# What you will do
All of the data below should be written out exactly.

Extracted data entries:

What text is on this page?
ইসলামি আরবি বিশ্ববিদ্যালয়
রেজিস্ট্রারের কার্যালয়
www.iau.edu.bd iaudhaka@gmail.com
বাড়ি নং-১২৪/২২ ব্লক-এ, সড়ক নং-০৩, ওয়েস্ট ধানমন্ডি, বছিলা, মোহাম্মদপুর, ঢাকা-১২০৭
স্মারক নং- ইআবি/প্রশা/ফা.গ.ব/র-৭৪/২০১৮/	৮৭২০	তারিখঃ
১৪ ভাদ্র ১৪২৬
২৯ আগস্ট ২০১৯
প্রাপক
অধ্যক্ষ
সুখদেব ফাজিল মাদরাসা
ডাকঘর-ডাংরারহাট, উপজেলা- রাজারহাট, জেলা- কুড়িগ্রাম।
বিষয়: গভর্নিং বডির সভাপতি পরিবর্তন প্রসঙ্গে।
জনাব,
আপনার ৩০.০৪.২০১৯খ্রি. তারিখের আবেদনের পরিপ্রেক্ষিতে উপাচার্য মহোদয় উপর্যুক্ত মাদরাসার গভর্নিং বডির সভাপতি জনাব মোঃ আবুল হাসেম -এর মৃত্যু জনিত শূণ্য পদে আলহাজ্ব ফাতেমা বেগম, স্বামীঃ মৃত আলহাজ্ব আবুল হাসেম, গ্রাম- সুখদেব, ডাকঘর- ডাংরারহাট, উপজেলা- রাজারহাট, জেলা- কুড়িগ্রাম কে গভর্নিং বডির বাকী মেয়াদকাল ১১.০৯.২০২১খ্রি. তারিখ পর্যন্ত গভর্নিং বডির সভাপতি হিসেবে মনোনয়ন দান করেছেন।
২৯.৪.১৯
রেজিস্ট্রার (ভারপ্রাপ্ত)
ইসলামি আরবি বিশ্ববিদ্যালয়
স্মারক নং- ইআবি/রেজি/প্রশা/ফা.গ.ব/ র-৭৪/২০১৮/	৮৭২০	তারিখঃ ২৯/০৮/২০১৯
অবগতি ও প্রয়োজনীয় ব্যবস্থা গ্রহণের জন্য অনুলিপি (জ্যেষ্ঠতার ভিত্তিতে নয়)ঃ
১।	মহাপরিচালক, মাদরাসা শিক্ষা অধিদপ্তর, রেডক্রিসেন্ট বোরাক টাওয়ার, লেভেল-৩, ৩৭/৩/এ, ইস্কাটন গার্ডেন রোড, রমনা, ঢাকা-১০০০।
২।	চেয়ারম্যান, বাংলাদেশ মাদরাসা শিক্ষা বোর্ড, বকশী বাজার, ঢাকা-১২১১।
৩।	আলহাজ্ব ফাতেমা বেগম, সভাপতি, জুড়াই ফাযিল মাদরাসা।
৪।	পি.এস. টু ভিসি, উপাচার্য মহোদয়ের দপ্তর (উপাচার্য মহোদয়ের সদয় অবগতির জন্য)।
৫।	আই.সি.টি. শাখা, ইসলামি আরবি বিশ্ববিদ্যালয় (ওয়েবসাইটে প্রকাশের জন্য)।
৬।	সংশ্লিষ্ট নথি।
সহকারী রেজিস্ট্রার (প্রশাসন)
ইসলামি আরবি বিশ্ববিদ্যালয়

# Solution to this problem
What text is on this page?
ইসলামি আরবি বিশ্ববিদ্যালয়
রেজিস্ট্রারের কার্যালয়
www.iau.edu.bd iaudhaka@gmail.com
বাড়ি নং-১২৪/২২ ব্লক-এ, সড়ক নং-০৩, ওয়েস্ট ধানমন্ডি, বছিলা, মোহাম্মদপুর, ঢাকা-১২০৭
স্মারক নং- ইআবি/প্রশা/ফা.গ.ব/র-৭৪/২০১৮/	৮৭২০	তারিখঃ
১৪ ভাদ্র ১৪২৬
২৯ আগস্ট ২০১৯
প্রাপক
অধ্যক্ষ
সুখদেব ফাজিল মাদরাসা
ডাকঘর-ডাংরারহাট, উপজেলা- রাজারহাট, জেলা- কুড়িগ্রাম।
বিষয়: গভর্নিং বডির সভাপতি পরিবর্তন প্রসঙ্গে।
জনাব,
আপনার ৩০.০৪.২০১৯খ্রি. তারিখের আবেদনের পরিপ্রেক্ষিতে উপাচার্য মহোদয় উপর্যুক্ত মাদরাসার গভর্নিং বডির সভাপতি জনাব মোঃ আবুল হাসেম -এর মৃত্যু জনিত শূণ্য পদে আলহাজ্ব ফাতেমা বেগম, স্বামীঃ মৃত আলহাজ্ব আবুল হাসেম, গ্রাম- সুখদেব, ডাকঘর- ডাংরারহাট, উপজেলা- রাজারহাট, জেলা- কুড়িগ্রাম কে গভর্নিং বডির বাকী মেয়াদকাল ১১.০৯.২০২১খ্রি. তারিখ পর্যন্ত গভর্নিং বডির সভাপতি হিসেবে মনোনয়ন দান করেছেন।
২৯.৪.১৯
রেজিস্ট্রার (ভারপ্রাপ্ত)
ইসলামি আরবি বিশ্ববিদ্যালয়
স্মারক নং- ইআবি/রেজি/প্রশা/ফা.গ.ব/ র-৭৪/২০১৮/	৮৭২০	তারিখঃ ২৯/০৮/২০১৯
অবগতি ও প্রয়োজনীয় ব্যবস্থা গ্রহণের জন্য অনুলিপি (জ্যেষ্ঠতার ভিত্তিতে নয়)ঃ
১।	মহাপরিচালক, মাদরাসা শিক্ষা অধিদপ্তর, রেডক্রিসেন্ট বোরাক টাওয়ার, লেভেল-৩, ৩৭/৩/এ, ইস্কাটন গার্ডেন রোড, রমনা, ঢাকা-১০০০।
২।	চেয়ারম্যান, বাংলাদেশ মাদরাসা শিক্ষা বোর্ড, বকশী বাজার, ঢাকা-১২১১।
৩।	আলহাজ্ব ফাতেমা বেগম, সভাপতি, জুড়াই ফাযিল মাদরাসা।
৪।	পি.এস. টু ভিসি, উপাচার্য মহোদয়ের দপ্তর (উপাচার্য মহোদয়ের সদয় অবগতির জন্য)।
৫।	আই.সি.টি. শাখা, ইসলামি আরবি বিশ্ববিদ্যালয় (ওয়েবসাইটে প্রকাশের জন্য)।
৬।	সংশ্লিষ্ট নথি।
সহকারী রেজিস্ট্রার (প্রশাসন)
ইসলামি আরবি বিশ্ববিদ্যালয়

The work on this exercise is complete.